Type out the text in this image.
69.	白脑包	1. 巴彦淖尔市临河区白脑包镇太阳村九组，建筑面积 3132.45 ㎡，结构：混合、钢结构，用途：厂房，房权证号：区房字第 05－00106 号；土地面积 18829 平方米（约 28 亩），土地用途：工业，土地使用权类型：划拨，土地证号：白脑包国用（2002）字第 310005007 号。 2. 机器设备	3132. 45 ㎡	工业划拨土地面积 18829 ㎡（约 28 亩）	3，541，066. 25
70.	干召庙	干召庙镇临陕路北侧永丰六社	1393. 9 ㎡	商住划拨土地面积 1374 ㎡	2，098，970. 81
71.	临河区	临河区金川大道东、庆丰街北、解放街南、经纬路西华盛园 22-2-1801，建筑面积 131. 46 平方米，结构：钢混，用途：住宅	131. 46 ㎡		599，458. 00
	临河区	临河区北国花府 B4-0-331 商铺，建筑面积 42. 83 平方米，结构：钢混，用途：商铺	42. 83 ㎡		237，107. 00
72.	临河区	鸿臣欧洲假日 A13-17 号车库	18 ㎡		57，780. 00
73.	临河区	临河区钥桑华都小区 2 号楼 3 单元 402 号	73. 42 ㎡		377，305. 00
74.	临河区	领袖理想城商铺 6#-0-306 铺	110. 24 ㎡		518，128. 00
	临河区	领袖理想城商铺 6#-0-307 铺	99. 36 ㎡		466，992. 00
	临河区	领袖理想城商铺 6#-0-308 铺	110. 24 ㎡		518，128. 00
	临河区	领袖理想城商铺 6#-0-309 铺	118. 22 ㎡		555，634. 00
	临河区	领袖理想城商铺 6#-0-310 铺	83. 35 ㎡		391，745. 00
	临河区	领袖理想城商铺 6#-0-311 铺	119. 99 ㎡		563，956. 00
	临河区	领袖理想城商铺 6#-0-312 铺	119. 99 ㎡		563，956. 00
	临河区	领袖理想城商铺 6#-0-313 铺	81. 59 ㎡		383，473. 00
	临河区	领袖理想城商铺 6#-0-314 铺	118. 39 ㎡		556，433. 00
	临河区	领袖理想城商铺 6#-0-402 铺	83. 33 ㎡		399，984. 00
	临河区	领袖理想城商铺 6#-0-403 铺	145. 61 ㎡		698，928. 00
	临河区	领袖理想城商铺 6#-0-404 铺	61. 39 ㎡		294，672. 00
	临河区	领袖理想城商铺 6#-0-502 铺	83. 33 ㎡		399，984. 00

**What is being asked**. Take the records above and return them exactly as written.

**The solution**.
Type out the text in this image.
69.	白脑包	1. 巴彦淖尔市临河区白脑包镇太阳村九组，建筑面积 3132.45 ㎡，结构：混合、钢结构，用途：厂房，房权证号：区房字第 05－00106 号；土地面积 18829 平方米（约 28 亩），土地用途：工业，土地使用权类型：划拨，土地证号：白脑包国用（2002）字第 310005007 号。 2. 机器设备	3132. 45 ㎡	工业划拨土地面积 18829 ㎡（约 28 亩）	3，541，066. 25
70.	干召庙	干召庙镇临陕路北侧永丰六社	1393. 9 ㎡	商住划拨土地面积 1374 ㎡	2，098，970. 81
71.	临河区	临河区金川大道东、庆丰街北、解放街南、经纬路西华盛园 22-2-1801，建筑面积 131. 46 平方米，结构：钢混，用途：住宅	131. 46 ㎡		599，458. 00
	临河区	临河区北国花府 B4-0-331 商铺，建筑面积 42. 83 平方米，结构：钢混，用途：商铺	42. 83 ㎡		237，107. 00
72.	临河区	鸿臣欧洲假日 A13-17 号车库	18 ㎡		57，780. 00
73.	临河区	临河区钥桑华都小区 2 号楼 3 单元 402 号	73. 42 ㎡		377，305. 00
74.	临河区	领袖理想城商铺 6#-0-306 铺	110. 24 ㎡		518，128. 00
	临河区	领袖理想城商铺 6#-0-307 铺	99. 36 ㎡		466，992. 00
	临河区	领袖理想城商铺 6#-0-308 铺	110. 24 ㎡		518，128. 00
	临河区	领袖理想城商铺 6#-0-309 铺	118. 22 ㎡		555，634. 00
	临河区	领袖理想城商铺 6#-0-310 铺	83. 35 ㎡		391，745. 00
	临河区	领袖理想城商铺 6#-0-311 铺	119. 99 ㎡		563，956. 00
	临河区	领袖理想城商铺 6#-0-312 铺	119. 99 ㎡		563，956. 00
	临河区	领袖理想城商铺 6#-0-313 铺	81. 59 ㎡		383，473. 00
	临河区	领袖理想城商铺 6#-0-314 铺	118. 39 ㎡		556，433. 00
	临河区	领袖理想城商铺 6#-0-402 铺	83. 33 ㎡		399，984. 00
	临河区	领袖理想城商铺 6#-0-403 铺	145. 61 ㎡		698，928. 00
	临河区	领袖理想城商铺 6#-0-404 铺	61. 39 ㎡		294，672. 00
	临河区	领袖理想城商铺 6#-0-502 铺	83. 33 ㎡		399，984. 00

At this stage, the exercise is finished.